(Stored data entries)
+--

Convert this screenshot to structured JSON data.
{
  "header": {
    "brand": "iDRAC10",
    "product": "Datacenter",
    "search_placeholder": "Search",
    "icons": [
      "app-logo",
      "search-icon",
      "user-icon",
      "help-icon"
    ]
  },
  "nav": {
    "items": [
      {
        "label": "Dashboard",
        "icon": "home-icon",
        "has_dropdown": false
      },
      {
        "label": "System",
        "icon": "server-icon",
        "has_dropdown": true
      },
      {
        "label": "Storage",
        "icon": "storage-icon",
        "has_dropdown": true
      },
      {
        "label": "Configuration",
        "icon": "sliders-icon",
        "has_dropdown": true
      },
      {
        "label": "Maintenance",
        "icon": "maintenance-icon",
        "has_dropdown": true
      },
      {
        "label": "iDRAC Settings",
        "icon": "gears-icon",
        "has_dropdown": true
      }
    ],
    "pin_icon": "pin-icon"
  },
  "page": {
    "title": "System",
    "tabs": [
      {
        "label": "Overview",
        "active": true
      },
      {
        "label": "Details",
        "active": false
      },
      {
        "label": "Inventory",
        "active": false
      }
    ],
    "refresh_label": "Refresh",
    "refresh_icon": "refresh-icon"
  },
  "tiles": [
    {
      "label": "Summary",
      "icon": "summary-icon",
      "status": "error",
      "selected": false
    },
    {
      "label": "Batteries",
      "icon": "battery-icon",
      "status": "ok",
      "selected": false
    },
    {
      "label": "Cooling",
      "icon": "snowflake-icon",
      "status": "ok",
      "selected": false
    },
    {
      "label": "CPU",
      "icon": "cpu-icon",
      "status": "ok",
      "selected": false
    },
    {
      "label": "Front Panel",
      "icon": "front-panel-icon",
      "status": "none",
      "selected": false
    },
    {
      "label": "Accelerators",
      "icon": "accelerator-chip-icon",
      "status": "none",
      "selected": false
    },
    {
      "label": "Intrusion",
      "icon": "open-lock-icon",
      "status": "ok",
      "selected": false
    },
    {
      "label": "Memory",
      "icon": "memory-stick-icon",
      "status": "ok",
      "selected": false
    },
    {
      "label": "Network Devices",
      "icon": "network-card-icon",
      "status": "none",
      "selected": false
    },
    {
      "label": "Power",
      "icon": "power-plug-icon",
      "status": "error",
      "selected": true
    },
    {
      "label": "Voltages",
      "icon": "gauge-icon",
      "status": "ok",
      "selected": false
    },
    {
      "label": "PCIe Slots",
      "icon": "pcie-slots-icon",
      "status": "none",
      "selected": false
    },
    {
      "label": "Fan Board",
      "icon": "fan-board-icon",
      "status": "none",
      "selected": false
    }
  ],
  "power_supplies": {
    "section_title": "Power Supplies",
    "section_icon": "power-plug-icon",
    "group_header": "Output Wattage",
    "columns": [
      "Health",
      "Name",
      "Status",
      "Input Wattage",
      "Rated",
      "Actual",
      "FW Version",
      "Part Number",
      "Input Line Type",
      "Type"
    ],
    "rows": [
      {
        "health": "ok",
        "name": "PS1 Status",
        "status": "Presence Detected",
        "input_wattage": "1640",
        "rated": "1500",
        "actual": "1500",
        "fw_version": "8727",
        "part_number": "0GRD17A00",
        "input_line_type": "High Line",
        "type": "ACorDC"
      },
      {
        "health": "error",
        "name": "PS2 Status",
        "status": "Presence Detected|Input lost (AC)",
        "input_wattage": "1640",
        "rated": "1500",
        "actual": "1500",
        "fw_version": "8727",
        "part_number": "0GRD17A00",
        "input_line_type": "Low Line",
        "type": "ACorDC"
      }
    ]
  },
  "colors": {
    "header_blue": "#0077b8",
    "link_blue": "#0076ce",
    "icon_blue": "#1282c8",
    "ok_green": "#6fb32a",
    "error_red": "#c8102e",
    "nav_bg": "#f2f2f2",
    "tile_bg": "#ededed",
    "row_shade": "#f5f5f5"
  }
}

+--

■ What to produce ■
Recopy all the lines exactly as they appear.

■ The result ■
Convert this screenshot to structured JSON data.
{
  "header": {
    "brand": "iDRAC10",
    "product": "Datacenter",
    "search_placeholder": "Search",
    "icons": [
      "app-logo",
      "search-icon",
      "user-icon",
      "help-icon"
    ]
  },
  "nav": {
    "items": [
      {
        "label": "Dashboard",
        "icon": "home-icon",
        "has_dropdown": false
      },
      {
        "label": "System",
        "icon": "server-icon",
        "has_dropdown": true
      },
      {
        "label": "Storage",
        "icon": "storage-icon",
        "has_dropdown": true
      },
      {
        "label": "Configuration",
        "icon": "sliders-icon",
        "has_dropdown": true
      },
      {
        "label": "Maintenance",
        "icon": "maintenance-icon",
        "has_dropdown": true
      },
      {
        "label": "iDRAC Settings",
        "icon": "gears-icon",
        "has_dropdown": true
      }
    ],
    "pin_icon": "pin-icon"
  },
  "page": {
    "title": "System",
    "tabs": [
      {
        "label": "Overview",
        "active": true
      },
      {
        "label": "Details",
        "active": false
      },
      {
        "label": "Inventory",
        "active": false
      }
    ],
    "refresh_label": "Refresh",
    "refresh_icon": "refresh-icon"
  },
  "tiles": [
    {
      "label": "Summary",
      "icon": "summary-icon",
      "status": "error",
      "selected": false
    },
    {
      "label": "Batteries",
      "icon": "battery-icon",
      "status": "ok",
      "selected": false
    },
    {
      "label": "Cooling",
      "icon": "snowflake-icon",
      "status": "ok",
      "selected": false
    },
    {
      "label": "CPU",
      "icon": "cpu-icon",
      "status": "ok",
      "selected": false
    },
    {
      "label": "Front Panel",
      "icon": "front-panel-icon",
      "status": "none",
      "selected": false
    },
    {
      "label": "Accelerators",
      "icon": "accelerator-chip-icon",
      "status": "none",
      "selected": false
    },
    {
      "label": "Intrusion",
      "icon": "open-lock-icon",
      "status": "ok",
      "selected": false
    },
    {
      "label": "Memory",
      "icon": "memory-stick-icon",
      "status": "ok",
      "selected": false
    },
    {
      "label": "Network Devices",
      "icon": "network-card-icon",
      "status": "none",
      "selected": false
    },
    {
      "label": "Power",
      "icon": "power-plug-icon",
      "status": "error",
      "selected": true
    },
    {
      "label": "Voltages",
      "icon": "gauge-icon",
      "status": "ok",
      "selected": false
    },
    {
      "label": "PCIe Slots",
      "icon": "pcie-slots-icon",
      "status": "none",
      "selected": false
    },
    {
      "label": "Fan Board",
      "icon": "fan-board-icon",
      "status": "none",
      "selected": false
    }
  ],
  "power_supplies": {
    "section_title": "Power Supplies",
    "section_icon": "power-plug-icon",
    "group_header": "Output Wattage",
    "columns": [
      "Health",
      "Name",
      "Status",
      "Input Wattage",
      "Rated",
      "Actual",
      "FW Version",
      "Part Number",
      "Input Line Type",
      "Type"
    ],
    "rows": [
      {
        "health": "ok",
        "name": "PS1 Status",
        "status": "Presence Detected",
        "input_wattage": "1640",
        "rated": "1500",
        "actual": "1500",
        "fw_version": "8727",
        "part_number": "0GRD17A00",
        "input_line_type": "High Line",
        "type": "ACorDC"
      },
      {
        "health": "error",
        "name": "PS2 Status",
        "status": "Presence Detected|Input lost (AC)",
        "input_wattage": "1640",
        "rated": "1500",
        "actual": "1500",
        "fw_version": "8727",
        "part_number": "0GRD17A00",
        "input_line_type": "Low Line",
        "type": "ACorDC"
      }
    ]
  },
  "colors": {
    "header_blue": "#0077b8",
    "link_blue": "#0076ce",
    "icon_blue": "#1282c8",
    "ok_green": "#6fb32a",
    "error_red": "#c8102e",
    "nav_bg": "#f2f2f2",
    "tile_bg": "#ededed",
    "row_shade": "#f5f5f5"
  }
}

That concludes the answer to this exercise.